» Provided records
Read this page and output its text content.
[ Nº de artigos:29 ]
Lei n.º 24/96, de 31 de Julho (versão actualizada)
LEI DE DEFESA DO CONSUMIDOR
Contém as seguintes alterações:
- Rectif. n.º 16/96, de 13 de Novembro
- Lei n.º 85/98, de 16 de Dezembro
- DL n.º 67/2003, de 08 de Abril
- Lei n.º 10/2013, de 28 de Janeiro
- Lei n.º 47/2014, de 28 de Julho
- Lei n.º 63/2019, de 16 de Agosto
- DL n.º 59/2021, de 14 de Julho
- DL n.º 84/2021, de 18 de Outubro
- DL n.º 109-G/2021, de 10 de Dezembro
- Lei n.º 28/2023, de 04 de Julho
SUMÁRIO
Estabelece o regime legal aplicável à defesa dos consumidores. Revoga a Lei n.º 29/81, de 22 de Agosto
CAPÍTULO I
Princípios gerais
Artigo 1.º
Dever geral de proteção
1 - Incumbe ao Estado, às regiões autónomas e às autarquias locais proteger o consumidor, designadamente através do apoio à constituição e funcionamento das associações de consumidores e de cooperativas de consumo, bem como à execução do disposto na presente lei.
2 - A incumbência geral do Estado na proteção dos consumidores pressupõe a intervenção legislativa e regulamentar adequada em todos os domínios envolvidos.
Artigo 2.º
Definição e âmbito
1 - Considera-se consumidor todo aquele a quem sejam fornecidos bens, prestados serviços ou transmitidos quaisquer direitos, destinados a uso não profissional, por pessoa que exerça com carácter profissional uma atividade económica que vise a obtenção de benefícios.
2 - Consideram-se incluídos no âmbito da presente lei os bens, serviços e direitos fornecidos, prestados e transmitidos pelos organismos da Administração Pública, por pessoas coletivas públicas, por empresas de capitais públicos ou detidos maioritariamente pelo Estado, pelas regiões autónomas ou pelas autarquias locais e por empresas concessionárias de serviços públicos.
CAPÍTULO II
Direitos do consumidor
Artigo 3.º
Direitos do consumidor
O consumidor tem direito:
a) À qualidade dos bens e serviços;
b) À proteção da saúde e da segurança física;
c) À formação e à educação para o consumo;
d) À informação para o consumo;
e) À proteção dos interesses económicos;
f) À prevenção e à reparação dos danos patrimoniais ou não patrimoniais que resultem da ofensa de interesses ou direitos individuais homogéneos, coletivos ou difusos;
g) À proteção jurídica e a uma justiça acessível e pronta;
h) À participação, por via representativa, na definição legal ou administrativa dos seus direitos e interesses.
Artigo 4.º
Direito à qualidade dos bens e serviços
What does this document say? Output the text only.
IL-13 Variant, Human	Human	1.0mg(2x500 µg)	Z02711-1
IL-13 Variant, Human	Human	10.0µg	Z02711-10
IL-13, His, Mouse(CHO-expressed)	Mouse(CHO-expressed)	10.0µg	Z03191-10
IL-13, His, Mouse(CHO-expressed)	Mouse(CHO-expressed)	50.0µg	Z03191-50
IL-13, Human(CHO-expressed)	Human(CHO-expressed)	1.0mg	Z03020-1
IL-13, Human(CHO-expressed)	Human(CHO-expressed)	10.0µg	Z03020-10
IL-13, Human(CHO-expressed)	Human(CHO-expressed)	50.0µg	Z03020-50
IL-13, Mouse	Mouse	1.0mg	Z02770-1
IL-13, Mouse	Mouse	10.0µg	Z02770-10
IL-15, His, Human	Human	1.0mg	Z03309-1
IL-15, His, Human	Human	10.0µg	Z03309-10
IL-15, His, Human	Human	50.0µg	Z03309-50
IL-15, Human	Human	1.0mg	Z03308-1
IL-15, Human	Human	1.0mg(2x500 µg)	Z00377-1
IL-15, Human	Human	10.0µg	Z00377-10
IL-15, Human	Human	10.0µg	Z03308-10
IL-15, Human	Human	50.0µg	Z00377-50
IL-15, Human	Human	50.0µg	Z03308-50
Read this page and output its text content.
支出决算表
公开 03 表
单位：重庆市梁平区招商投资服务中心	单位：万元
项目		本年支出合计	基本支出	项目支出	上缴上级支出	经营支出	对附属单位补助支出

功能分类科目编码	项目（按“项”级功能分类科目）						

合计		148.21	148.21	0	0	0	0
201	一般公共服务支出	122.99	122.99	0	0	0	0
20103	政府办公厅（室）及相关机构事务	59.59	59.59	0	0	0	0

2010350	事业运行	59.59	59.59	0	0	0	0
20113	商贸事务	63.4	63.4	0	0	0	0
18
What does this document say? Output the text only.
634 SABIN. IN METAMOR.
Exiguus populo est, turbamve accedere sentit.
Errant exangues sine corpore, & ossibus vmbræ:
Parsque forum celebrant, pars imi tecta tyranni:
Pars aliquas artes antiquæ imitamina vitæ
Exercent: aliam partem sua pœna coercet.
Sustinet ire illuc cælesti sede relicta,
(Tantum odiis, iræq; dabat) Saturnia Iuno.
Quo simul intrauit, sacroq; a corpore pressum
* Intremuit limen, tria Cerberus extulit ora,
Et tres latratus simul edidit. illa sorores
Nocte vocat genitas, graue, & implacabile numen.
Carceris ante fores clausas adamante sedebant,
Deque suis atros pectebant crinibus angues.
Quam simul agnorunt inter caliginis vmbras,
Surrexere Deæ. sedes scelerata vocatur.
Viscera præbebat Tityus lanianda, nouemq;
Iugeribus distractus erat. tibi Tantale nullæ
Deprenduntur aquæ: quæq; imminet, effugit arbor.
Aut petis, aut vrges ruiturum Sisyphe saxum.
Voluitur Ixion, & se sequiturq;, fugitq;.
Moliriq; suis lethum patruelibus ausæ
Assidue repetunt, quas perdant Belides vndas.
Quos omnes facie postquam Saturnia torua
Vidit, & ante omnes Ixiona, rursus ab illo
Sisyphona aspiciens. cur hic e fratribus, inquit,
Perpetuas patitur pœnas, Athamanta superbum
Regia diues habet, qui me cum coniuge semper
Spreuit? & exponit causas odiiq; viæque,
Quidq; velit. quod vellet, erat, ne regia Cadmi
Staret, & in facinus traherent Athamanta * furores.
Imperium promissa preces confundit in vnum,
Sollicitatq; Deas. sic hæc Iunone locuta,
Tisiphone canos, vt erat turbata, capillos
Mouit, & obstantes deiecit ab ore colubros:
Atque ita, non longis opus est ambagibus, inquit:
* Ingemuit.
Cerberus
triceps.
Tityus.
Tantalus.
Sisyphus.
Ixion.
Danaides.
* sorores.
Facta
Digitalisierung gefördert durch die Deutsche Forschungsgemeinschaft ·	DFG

» Task prompt
Output each record precisely as given.

» Response
Read this page and output its text content.
[ Nº de artigos:29 ]
Lei n.º 24/96, de 31 de Julho (versão actualizada)
LEI DE DEFESA DO CONSUMIDOR
Contém as seguintes alterações:
- Rectif. n.º 16/96, de 13 de Novembro
- Lei n.º 85/98, de 16 de Dezembro
- DL n.º 67/2003, de 08 de Abril
- Lei n.º 10/2013, de 28 de Janeiro
- Lei n.º 47/2014, de 28 de Julho
- Lei n.º 63/2019, de 16 de Agosto
- DL n.º 59/2021, de 14 de Julho
- DL n.º 84/2021, de 18 de Outubro
- DL n.º 109-G/2021, de 10 de Dezembro
- Lei n.º 28/2023, de 04 de Julho
SUMÁRIO
Estabelece o regime legal aplicável à defesa dos consumidores. Revoga a Lei n.º 29/81, de 22 de Agosto
CAPÍTULO I
Princípios gerais
Artigo 1.º
Dever geral de proteção
1 - Incumbe ao Estado, às regiões autónomas e às autarquias locais proteger o consumidor, designadamente através do apoio à constituição e funcionamento das associações de consumidores e de cooperativas de consumo, bem como à execução do disposto na presente lei.
2 - A incumbência geral do Estado na proteção dos consumidores pressupõe a intervenção legislativa e regulamentar adequada em todos os domínios envolvidos.
Artigo 2.º
Definição e âmbito
1 - Considera-se consumidor todo aquele a quem sejam fornecidos bens, prestados serviços ou transmitidos quaisquer direitos, destinados a uso não profissional, por pessoa que exerça com carácter profissional uma atividade económica que vise a obtenção de benefícios.
2 - Consideram-se incluídos no âmbito da presente lei os bens, serviços e direitos fornecidos, prestados e transmitidos pelos organismos da Administração Pública, por pessoas coletivas públicas, por empresas de capitais públicos ou detidos maioritariamente pelo Estado, pelas regiões autónomas ou pelas autarquias locais e por empresas concessionárias de serviços públicos.
CAPÍTULO II
Direitos do consumidor
Artigo 3.º
Direitos do consumidor
O consumidor tem direito:
a) À qualidade dos bens e serviços;
b) À proteção da saúde e da segurança física;
c) À formação e à educação para o consumo;
d) À informação para o consumo;
e) À proteção dos interesses económicos;
f) À prevenção e à reparação dos danos patrimoniais ou não patrimoniais que resultem da ofensa de interesses ou direitos individuais homogéneos, coletivos ou difusos;
g) À proteção jurídica e a uma justiça acessível e pronta;
h) À participação, por via representativa, na definição legal ou administrativa dos seus direitos e interesses.
Artigo 4.º
Direito à qualidade dos bens e serviços
What does this document say? Output the text only.
IL-13 Variant, Human	Human	1.0mg(2x500 µg)	Z02711-1
IL-13 Variant, Human	Human	10.0µg	Z02711-10
IL-13, His, Mouse(CHO-expressed)	Mouse(CHO-expressed)	10.0µg	Z03191-10
IL-13, His, Mouse(CHO-expressed)	Mouse(CHO-expressed)	50.0µg	Z03191-50
IL-13, Human(CHO-expressed)	Human(CHO-expressed)	1.0mg	Z03020-1
IL-13, Human(CHO-expressed)	Human(CHO-expressed)	10.0µg	Z03020-10
IL-13, Human(CHO-expressed)	Human(CHO-expressed)	50.0µg	Z03020-50
IL-13, Mouse	Mouse	1.0mg	Z02770-1
IL-13, Mouse	Mouse	10.0µg	Z02770-10
IL-15, His, Human	Human	1.0mg	Z03309-1
IL-15, His, Human	Human	10.0µg	Z03309-10
IL-15, His, Human	Human	50.0µg	Z03309-50
IL-15, Human	Human	1.0mg	Z03308-1
IL-15, Human	Human	1.0mg(2x500 µg)	Z00377-1
IL-15, Human	Human	10.0µg	Z00377-10
IL-15, Human	Human	10.0µg	Z03308-10
IL-15, Human	Human	50.0µg	Z00377-50
IL-15, Human	Human	50.0µg	Z03308-50
Read this page and output its text content.
支出决算表
公开 03 表
单位：重庆市梁平区招商投资服务中心	单位：万元
项目		本年支出合计	基本支出	项目支出	上缴上级支出	经营支出	对附属单位补助支出

功能分类科目编码	项目（按“项”级功能分类科目）						

合计		148.21	148.21	0	0	0	0
201	一般公共服务支出	122.99	122.99	0	0	0	0
20103	政府办公厅（室）及相关机构事务	59.59	59.59	0	0	0	0

2010350	事业运行	59.59	59.59	0	0	0	0
20113	商贸事务	63.4	63.4	0	0	0	0
18
What does this document say? Output the text only.
634 SABIN. IN METAMOR.
Exiguus populo est, turbamve accedere sentit.
Errant exangues sine corpore, & ossibus vmbræ:
Parsque forum celebrant, pars imi tecta tyranni:
Pars aliquas artes antiquæ imitamina vitæ
Exercent: aliam partem sua pœna coercet.
Sustinet ire illuc cælesti sede relicta,
(Tantum odiis, iræq; dabat) Saturnia Iuno.
Quo simul intrauit, sacroq; a corpore pressum
* Intremuit limen, tria Cerberus extulit ora,
Et tres latratus simul edidit. illa sorores
Nocte vocat genitas, graue, & implacabile numen.
Carceris ante fores clausas adamante sedebant,
Deque suis atros pectebant crinibus angues.
Quam simul agnorunt inter caliginis vmbras,
Surrexere Deæ. sedes scelerata vocatur.
Viscera præbebat Tityus lanianda, nouemq;
Iugeribus distractus erat. tibi Tantale nullæ
Deprenduntur aquæ: quæq; imminet, effugit arbor.
Aut petis, aut vrges ruiturum Sisyphe saxum.
Voluitur Ixion, & se sequiturq;, fugitq;.
Moliriq; suis lethum patruelibus ausæ
Assidue repetunt, quas perdant Belides vndas.
Quos omnes facie postquam Saturnia torua
Vidit, & ante omnes Ixiona, rursus ab illo
Sisyphona aspiciens. cur hic e fratribus, inquit,
Perpetuas patitur pœnas, Athamanta superbum
Regia diues habet, qui me cum coniuge semper
Spreuit? & exponit causas odiiq; viæque,
Quidq; velit. quod vellet, erat, ne regia Cadmi
Staret, & in facinus traherent Athamanta * furores.
Imperium promissa preces confundit in vnum,
Sollicitatq; Deas. sic hæc Iunone locuta,
Tisiphone canos, vt erat turbata, capillos
Mouit, & obstantes deiecit ab ore colubros:
Atque ita, non longis opus est ambagibus, inquit:
* Ingemuit.
Cerberus
triceps.
Tityus.
Tantalus.
Sisyphus.
Ixion.
Danaides.
* sorores.
Facta
Digitalisierung gefördert durch die Deutsche Forschungsgemeinschaft ·	DFG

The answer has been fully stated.